[Stored data]
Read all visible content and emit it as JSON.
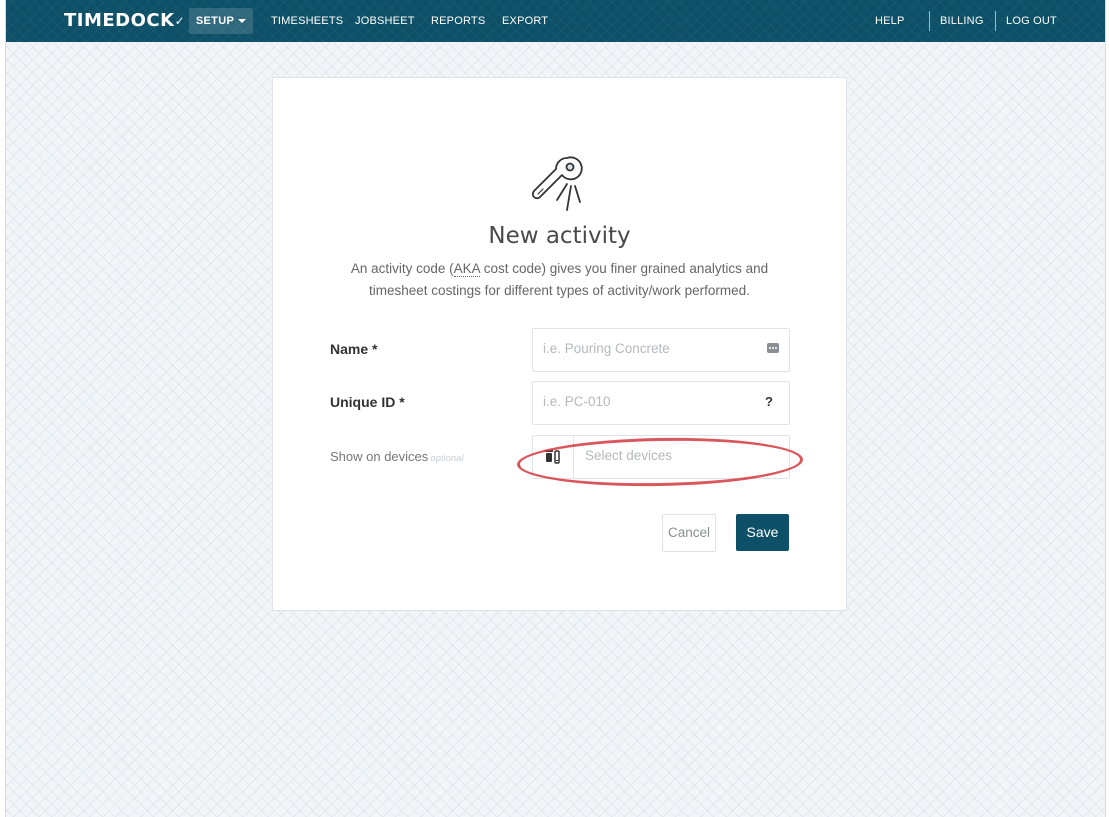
{
  "navbar": {
    "brand": "TIMEDOCK",
    "setup_label": "SETUP",
    "links": [
      "TIMESHEETS",
      "JOBSHEET",
      "REPORTS",
      "EXPORT"
    ],
    "right_links": [
      "HELP",
      "BILLING",
      "LOG OUT"
    ]
  },
  "card": {
    "title": "New activity",
    "desc_before_abbr": "An activity code (",
    "desc_abbr": "AKA",
    "desc_line1_rest": " cost code) gives you finer grained analytics and",
    "desc_line2": "timesheet costings for different types of activity/work performed."
  },
  "form": {
    "name_label": "Name *",
    "name_placeholder": "i.e. Pouring Concrete",
    "uid_label": "Unique ID *",
    "uid_placeholder": "i.e. PC-010",
    "uid_help": "?",
    "devices_label": "Show on devices",
    "devices_optional": "optional",
    "devices_placeholder": "Select devices",
    "cancel_label": "Cancel",
    "save_label": "Save"
  },
  "colors": {
    "navbar": "#0e5067",
    "save_button": "#0e5067",
    "highlight": "#d2383f",
    "background": "#f1f5f8"
  },
  "icons": [
    "wrench-icon",
    "caret-down-icon",
    "ellipsis-icon",
    "question-icon",
    "devices-icon"
  ]
}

• What is required:
Transcribe every line in the entries above, taking out only the images.

• Solution for this exercise:
Read all visible content and emit it as JSON.
{
  "navbar": {
    "brand": "TIMEDOCK",
    "setup_label": "SETUP",
    "links": [
      "TIMESHEETS",
      "JOBSHEET",
      "REPORTS",
      "EXPORT"
    ],
    "right_links": [
      "HELP",
      "BILLING",
      "LOG OUT"
    ]
  },
  "card": {
    "title": "New activity",
    "desc_before_abbr": "An activity code (",
    "desc_abbr": "AKA",
    "desc_line1_rest": " cost code) gives you finer grained analytics and",
    "desc_line2": "timesheet costings for different types of activity/work performed."
  },
  "form": {
    "name_label": "Name *",
    "name_placeholder": "i.e. Pouring Concrete",
    "uid_label": "Unique ID *",
    "uid_placeholder": "i.e. PC-010",
    "uid_help": "?",
    "devices_label": "Show on devices",
    "devices_optional": "optional",
    "devices_placeholder": "Select devices",
    "cancel_label": "Cancel",
    "save_label": "Save"
  },
  "colors": {
    "navbar": "#0e5067",
    "save_button": "#0e5067",
    "highlight": "#d2383f",
    "background": "#f1f5f8"
  },
  "icons": [
    "wrench-icon",
    "caret-down-icon",
    "ellipsis-icon",
    "question-icon",
    "devices-icon"
  ]
}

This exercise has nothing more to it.